→ Dataset records
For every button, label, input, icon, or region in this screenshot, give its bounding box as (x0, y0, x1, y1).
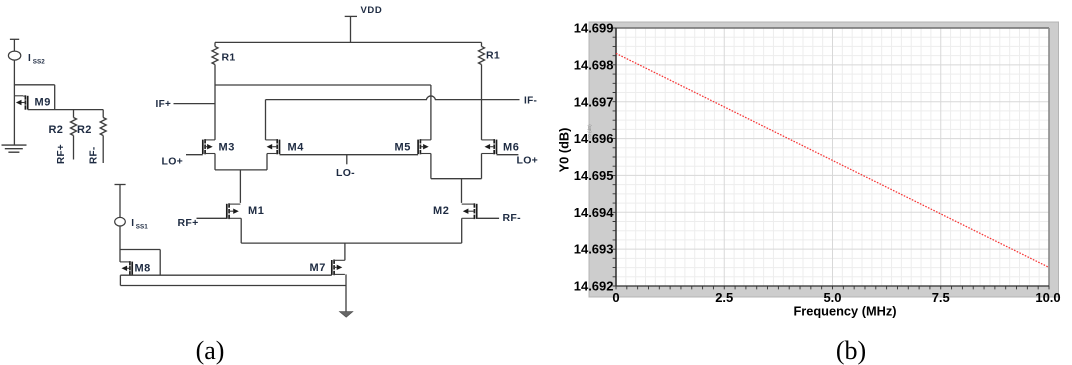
transistor M5 (417, 140, 419, 155)
resistor R2 right (102, 110, 104, 118)
node LO- wire (280, 154, 419, 156)
svg-text:M2: M2 (433, 205, 449, 217)
svg-text:Y0 (dB): Y0 (dB) (557, 128, 572, 173)
node LO+ right (497, 154, 519, 156)
svg-text:RF-: RF- (89, 146, 100, 164)
red trace Y0 vs frequency (616, 53, 1049, 267)
svg-text:M1: M1 (248, 205, 264, 217)
VDD supply (345, 15, 357, 17)
svg-text:14.692: 14.692 (574, 279, 614, 294)
wire gate bus M8 to M7 (120, 274, 331, 276)
wire M9 gate stub (14, 95, 23, 97)
svg-text:(b): (b) (836, 336, 866, 365)
node IF- wire with hop (266, 96, 520, 100)
resistor R1 right (481, 42, 483, 46)
svg-text:I: I (131, 218, 134, 229)
svg-text:R2: R2 (77, 124, 92, 136)
plot frame (616, 27, 1049, 29)
svg-text:M7: M7 (310, 262, 326, 274)
transistor M7 (331, 260, 333, 275)
resistor R1 left (214, 42, 216, 46)
svg-text:14.697: 14.697 (574, 94, 614, 109)
svg-text:0: 0 (612, 290, 619, 305)
wire right R1 to M6 drain (481, 65, 483, 140)
transistor M1 (226, 204, 228, 219)
svg-text:R1: R1 (486, 50, 500, 62)
svg-text:RF+: RF+ (178, 217, 199, 229)
wire M3/M4 common source (214, 154, 216, 170)
plot outer gray panel (589, 22, 1059, 297)
svg-text:Y0 (dB): Y0 (dB) (587, 124, 592, 140)
svg-text:7.5: 7.5 (932, 290, 950, 305)
svg-text:M3: M3 (219, 142, 235, 154)
svg-text:R1: R1 (222, 52, 236, 64)
ground arrow (339, 312, 353, 318)
svg-text:10.0: 10.0 (1035, 290, 1060, 305)
svg-text:SS1: SS1 (136, 223, 148, 230)
node RF- (477, 217, 499, 219)
svg-text:LO+: LO+ (162, 155, 184, 167)
wire left R1 to M3 drain (214, 65, 216, 140)
top supply rail (215, 41, 482, 43)
wire M5/M6 common source (430, 154, 432, 179)
transistor M4 (279, 140, 281, 155)
transistor M2 (476, 204, 478, 219)
current source ISS1 (115, 217, 126, 226)
svg-text:14.695: 14.695 (574, 168, 614, 183)
svg-text:IF-: IF- (524, 95, 537, 106)
svg-text:M8: M8 (135, 263, 151, 275)
wire tail to M7 drain (344, 243, 346, 260)
wire ISS1 down (119, 226, 121, 250)
svg-text:M6: M6 (503, 142, 519, 154)
node RF- bias (89, 146, 100, 164)
svg-text:Frequency (MHz): Frequency (MHz) (793, 304, 896, 319)
svg-text:LO-: LO- (336, 167, 355, 179)
svg-text:IF+: IF+ (156, 99, 172, 110)
wire tail to M2 drain (461, 179, 463, 203)
svg-text:M4: M4 (288, 142, 305, 154)
svg-text:SS2: SS2 (33, 59, 45, 66)
ground (2, 144, 27, 146)
y axis title (557, 128, 572, 173)
wire left output node across to M5 drain (215, 84, 431, 86)
transistor M6 (496, 140, 498, 155)
svg-text:R2: R2 (49, 124, 64, 136)
wire M1/M2 common source (240, 218, 242, 243)
wire M9 drain loop (14, 84, 55, 86)
svg-text:2.5: 2.5 (715, 290, 733, 305)
resistor R2 left (73, 110, 75, 118)
wire tail to M1 drain (239, 170, 241, 203)
power bar top of ISS1 (115, 184, 126, 186)
svg-text:14.698: 14.698 (574, 57, 614, 72)
svg-text:M9: M9 (35, 97, 51, 109)
wire M4 drain up to IF- (265, 100, 267, 140)
svg-text:RF-: RF- (503, 212, 522, 224)
wire ISS2 down (13, 60, 15, 85)
svg-text:14.694: 14.694 (574, 205, 615, 220)
svg-text:(a): (a) (196, 336, 225, 365)
wire bias rail to R2s (28, 109, 104, 111)
transistor M3 (202, 140, 204, 155)
svg-text:M5: M5 (395, 142, 411, 154)
node RF+ bias (56, 144, 67, 164)
svg-text:14.696: 14.696 (574, 131, 614, 146)
wire M8 gate stub (119, 250, 121, 262)
svg-text:14.699: 14.699 (574, 21, 614, 36)
wire M8 drain loop (120, 249, 160, 251)
transistor M8 (131, 262, 133, 276)
transistor M9 (27, 96, 29, 110)
current source ISS2 (8, 51, 20, 60)
wire M7 source to ground (345, 274, 347, 311)
wire M9 gate column to ground (13, 85, 15, 145)
svg-text:VDD: VDD (361, 5, 383, 16)
power bar top of ISS2 (10, 38, 19, 40)
wire lower bus (119, 275, 121, 285)
svg-text:RF+: RF+ (56, 144, 67, 164)
svg-text:LO+: LO+ (517, 155, 539, 167)
svg-text:I: I (28, 53, 31, 64)
svg-text:14.693: 14.693 (574, 242, 614, 257)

→ Written instruction
Rewrite the records in full, swapping every occurrence of "transistor" for "MOSFET" and leaving everything else as it is. Omit the pictures from your answer.

→ Result of this exercise
For every button, label, input, icon, or region in this screenshot, give its bounding box as (x0, y0, x1, y1).
MOSFET M5 (417, 140, 419, 155)
resistor R2 right (102, 110, 104, 118)
node LO- wire (280, 154, 419, 156)
svg-text:M2: M2 (433, 205, 449, 217)
svg-text:Y0 (dB): Y0 (dB) (557, 128, 572, 173)
node LO+ right (497, 154, 519, 156)
svg-text:RF-: RF- (89, 146, 100, 164)
red trace Y0 vs frequency (616, 53, 1049, 267)
svg-text:M1: M1 (248, 205, 264, 217)
VDD supply (345, 15, 357, 17)
svg-text:14.692: 14.692 (574, 279, 614, 294)
wire gate bus M8 to M7 (120, 274, 331, 276)
wire M9 gate stub (14, 95, 23, 97)
svg-text:(b): (b) (836, 336, 866, 365)
node IF- wire with hop (266, 96, 520, 100)
resistor R1 right (481, 42, 483, 46)
svg-text:I: I (131, 218, 134, 229)
svg-text:R2: R2 (77, 124, 92, 136)
plot frame (616, 27, 1049, 29)
svg-text:M7: M7 (310, 262, 326, 274)
MOSFET M7 (331, 260, 333, 275)
resistor R1 left (214, 42, 216, 46)
svg-text:14.697: 14.697 (574, 94, 614, 109)
svg-text:0: 0 (612, 290, 619, 305)
wire right R1 to M6 drain (481, 65, 483, 140)
MOSFET M1 (226, 204, 228, 219)
svg-text:R1: R1 (486, 50, 500, 62)
svg-text:RF+: RF+ (178, 217, 199, 229)
wire M3/M4 common source (214, 154, 216, 170)
plot outer gray panel (589, 22, 1059, 297)
svg-text:Y0 (dB): Y0 (dB) (587, 124, 592, 140)
svg-text:7.5: 7.5 (932, 290, 950, 305)
svg-text:M3: M3 (219, 142, 235, 154)
svg-text:R1: R1 (222, 52, 236, 64)
ground arrow (339, 312, 353, 318)
svg-text:10.0: 10.0 (1035, 290, 1060, 305)
svg-text:SS1: SS1 (136, 223, 148, 230)
node RF- (477, 217, 499, 219)
svg-text:LO+: LO+ (162, 155, 184, 167)
wire left R1 to M3 drain (214, 65, 216, 140)
top supply rail (215, 41, 482, 43)
wire M5/M6 common source (430, 154, 432, 179)
MOSFET M4 (279, 140, 281, 155)
MOSFET M2 (476, 204, 478, 219)
current source ISS1 (115, 217, 126, 226)
svg-text:14.695: 14.695 (574, 168, 614, 183)
svg-text:IF-: IF- (524, 95, 537, 106)
svg-text:M8: M8 (135, 263, 151, 275)
wire tail to M7 drain (344, 243, 346, 260)
wire ISS1 down (119, 226, 121, 250)
svg-text:M6: M6 (503, 142, 519, 154)
node RF- bias (89, 146, 100, 164)
svg-text:Frequency (MHz): Frequency (MHz) (793, 304, 896, 319)
svg-text:LO-: LO- (336, 167, 355, 179)
svg-text:IF+: IF+ (156, 99, 172, 110)
wire tail to M2 drain (461, 179, 463, 203)
svg-text:M4: M4 (288, 142, 305, 154)
svg-text:SS2: SS2 (33, 59, 45, 66)
ground (2, 144, 27, 146)
y axis title (557, 128, 572, 173)
wire left output node across to M5 drain (215, 84, 431, 86)
MOSFET M6 (496, 140, 498, 155)
svg-text:R2: R2 (49, 124, 64, 136)
wire M1/M2 common source (240, 218, 242, 243)
wire M9 drain loop (14, 84, 55, 86)
svg-text:2.5: 2.5 (715, 290, 733, 305)
resistor R2 left (73, 110, 75, 118)
wire tail to M1 drain (239, 170, 241, 203)
power bar top of ISS1 (115, 184, 126, 186)
svg-text:14.698: 14.698 (574, 57, 614, 72)
svg-text:M9: M9 (35, 97, 51, 109)
wire M4 drain up to IF- (265, 100, 267, 140)
svg-text:RF-: RF- (503, 212, 522, 224)
wire ISS2 down (13, 60, 15, 85)
svg-text:14.694: 14.694 (574, 205, 615, 220)
svg-text:(a): (a) (196, 336, 225, 365)
wire bias rail to R2s (28, 109, 104, 111)
MOSFET M3 (202, 140, 204, 155)
svg-text:M5: M5 (395, 142, 411, 154)
node RF+ bias (56, 144, 67, 164)
svg-text:14.696: 14.696 (574, 131, 614, 146)
wire M8 gate stub (119, 250, 121, 262)
svg-text:14.699: 14.699 (574, 21, 614, 36)
wire M8 drain loop (120, 249, 160, 251)
MOSFET M8 (131, 262, 133, 276)
MOSFET M9 (27, 96, 29, 110)
current source ISS2 (8, 51, 20, 60)
wire M7 source to ground (345, 274, 347, 311)
wire M9 gate column to ground (13, 85, 15, 145)
svg-text:VDD: VDD (361, 5, 383, 16)
power bar top of ISS2 (10, 38, 19, 40)
wire lower bus (119, 275, 121, 285)
svg-text:RF+: RF+ (56, 144, 67, 164)
svg-text:LO+: LO+ (517, 155, 539, 167)
svg-text:I: I (28, 53, 31, 64)
svg-text:14.693: 14.693 (574, 242, 614, 257)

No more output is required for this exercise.